--- begin ---
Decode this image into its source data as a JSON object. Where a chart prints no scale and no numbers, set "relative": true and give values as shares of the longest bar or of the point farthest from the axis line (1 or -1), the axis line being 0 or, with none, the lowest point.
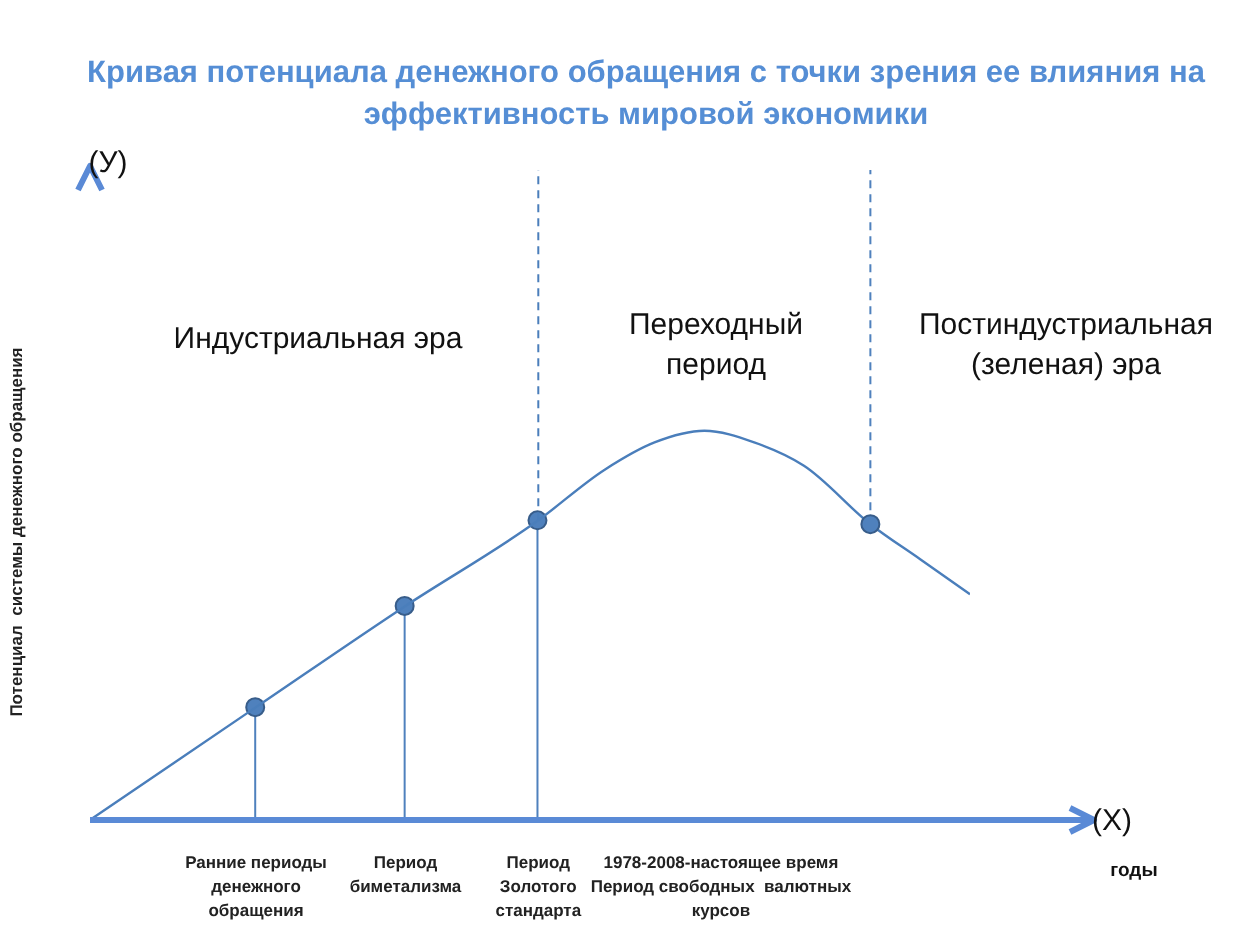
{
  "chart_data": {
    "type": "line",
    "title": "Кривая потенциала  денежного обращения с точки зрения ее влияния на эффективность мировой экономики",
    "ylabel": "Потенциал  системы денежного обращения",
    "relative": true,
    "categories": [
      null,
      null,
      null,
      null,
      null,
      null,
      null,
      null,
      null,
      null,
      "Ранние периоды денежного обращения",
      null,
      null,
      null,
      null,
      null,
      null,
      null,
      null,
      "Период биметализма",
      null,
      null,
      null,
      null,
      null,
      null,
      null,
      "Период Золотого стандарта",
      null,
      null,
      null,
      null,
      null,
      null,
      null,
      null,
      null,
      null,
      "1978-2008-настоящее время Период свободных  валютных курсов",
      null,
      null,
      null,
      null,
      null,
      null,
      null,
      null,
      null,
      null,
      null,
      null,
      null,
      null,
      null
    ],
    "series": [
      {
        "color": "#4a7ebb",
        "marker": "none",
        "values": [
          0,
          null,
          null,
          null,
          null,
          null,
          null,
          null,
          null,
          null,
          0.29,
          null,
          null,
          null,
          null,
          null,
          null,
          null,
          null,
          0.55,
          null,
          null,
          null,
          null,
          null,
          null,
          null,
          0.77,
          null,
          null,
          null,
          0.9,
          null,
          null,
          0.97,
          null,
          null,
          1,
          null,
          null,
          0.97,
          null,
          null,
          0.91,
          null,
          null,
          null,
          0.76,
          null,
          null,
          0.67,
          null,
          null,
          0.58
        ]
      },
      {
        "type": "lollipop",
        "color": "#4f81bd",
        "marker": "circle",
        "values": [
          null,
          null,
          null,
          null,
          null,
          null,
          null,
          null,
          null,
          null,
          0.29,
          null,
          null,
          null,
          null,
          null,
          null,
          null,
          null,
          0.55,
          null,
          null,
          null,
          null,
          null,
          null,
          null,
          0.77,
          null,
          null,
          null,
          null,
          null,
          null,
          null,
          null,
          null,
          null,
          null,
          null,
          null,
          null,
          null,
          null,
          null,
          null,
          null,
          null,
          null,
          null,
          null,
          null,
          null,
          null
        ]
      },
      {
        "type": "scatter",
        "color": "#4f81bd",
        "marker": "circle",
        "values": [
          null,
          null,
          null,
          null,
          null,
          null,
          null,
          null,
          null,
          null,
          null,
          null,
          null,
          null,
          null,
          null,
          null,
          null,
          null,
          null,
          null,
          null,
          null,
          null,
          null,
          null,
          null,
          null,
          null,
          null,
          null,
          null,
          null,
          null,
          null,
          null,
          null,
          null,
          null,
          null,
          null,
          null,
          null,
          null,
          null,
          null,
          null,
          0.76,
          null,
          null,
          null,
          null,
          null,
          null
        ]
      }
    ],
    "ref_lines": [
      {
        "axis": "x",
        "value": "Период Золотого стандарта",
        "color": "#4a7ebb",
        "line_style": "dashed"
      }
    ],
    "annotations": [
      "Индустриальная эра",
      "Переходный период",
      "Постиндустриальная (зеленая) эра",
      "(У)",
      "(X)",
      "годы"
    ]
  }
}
--- end ---
- [Task prompt]:
Without including the pictures, reproduce all entries exactly.

- [The answer]:
Decode this image into its source data as a JSON object. Where a chart prints no scale and no numbers, set "relative": true and give values as shares of the longest bar or of the point farthest from the axis line (1 or -1), the axis line being 0 or, with none, the lowest point.
{
  "chart_data": {
    "type": "line",
    "title": "Кривая потенциала  денежного обращения с точки зрения ее влияния на эффективность мировой экономики",
    "ylabel": "Потенциал  системы денежного обращения",
    "relative": true,
    "categories": [
      null,
      null,
      null,
      null,
      null,
      null,
      null,
      null,
      null,
      null,
      "Ранние периоды денежного обращения",
      null,
      null,
      null,
      null,
      null,
      null,
      null,
      null,
      "Период биметализма",
      null,
      null,
      null,
      null,
      null,
      null,
      null,
      "Период Золотого стандарта",
      null,
      null,
      null,
      null,
      null,
      null,
      null,
      null,
      null,
      null,
      "1978-2008-настоящее время Период свободных  валютных курсов",
      null,
      null,
      null,
      null,
      null,
      null,
      null,
      null,
      null,
      null,
      null,
      null,
      null,
      null,
      null
    ],
    "series": [
      {
        "color": "#4a7ebb",
        "marker": "none",
        "values": [
          0,
          null,
          null,
          null,
          null,
          null,
          null,
          null,
          null,
          null,
          0.29,
          null,
          null,
          null,
          null,
          null,
          null,
          null,
          null,
          0.55,
          null,
          null,
          null,
          null,
          null,
          null,
          null,
          0.77,
          null,
          null,
          null,
          0.9,
          null,
          null,
          0.97,
          null,
          null,
          1,
          null,
          null,
          0.97,
          null,
          null,
          0.91,
          null,
          null,
          null,
          0.76,
          null,
          null,
          0.67,
          null,
          null,
          0.58
        ]
      },
      {
        "type": "lollipop",
        "color": "#4f81bd",
        "marker": "circle",
        "values": [
          null,
          null,
          null,
          null,
          null,
          null,
          null,
          null,
          null,
          null,
          0.29,
          null,
          null,
          null,
          null,
          null,
          null,
          null,
          null,
          0.55,
          null,
          null,
          null,
          null,
          null,
          null,
          null,
          0.77,
          null,
          null,
          null,
          null,
          null,
          null,
          null,
          null,
          null,
          null,
          null,
          null,
          null,
          null,
          null,
          null,
          null,
          null,
          null,
          null,
          null,
          null,
          null,
          null,
          null,
          null
        ]
      },
      {
        "type": "scatter",
        "color": "#4f81bd",
        "marker": "circle",
        "values": [
          null,
          null,
          null,
          null,
          null,
          null,
          null,
          null,
          null,
          null,
          null,
          null,
          null,
          null,
          null,
          null,
          null,
          null,
          null,
          null,
          null,
          null,
          null,
          null,
          null,
          null,
          null,
          null,
          null,
          null,
          null,
          null,
          null,
          null,
          null,
          null,
          null,
          null,
          null,
          null,
          null,
          null,
          null,
          null,
          null,
          null,
          null,
          0.76,
          null,
          null,
          null,
          null,
          null,
          null
        ]
      }
    ],
    "ref_lines": [
      {
        "axis": "x",
        "value": "Период Золотого стандарта",
        "color": "#4a7ebb",
        "line_style": "dashed"
      }
    ],
    "annotations": [
      "Индустриальная эра",
      "Переходный период",
      "Постиндустриальная (зеленая) эра",
      "(У)",
      "(X)",
      "годы"
    ]
  }
}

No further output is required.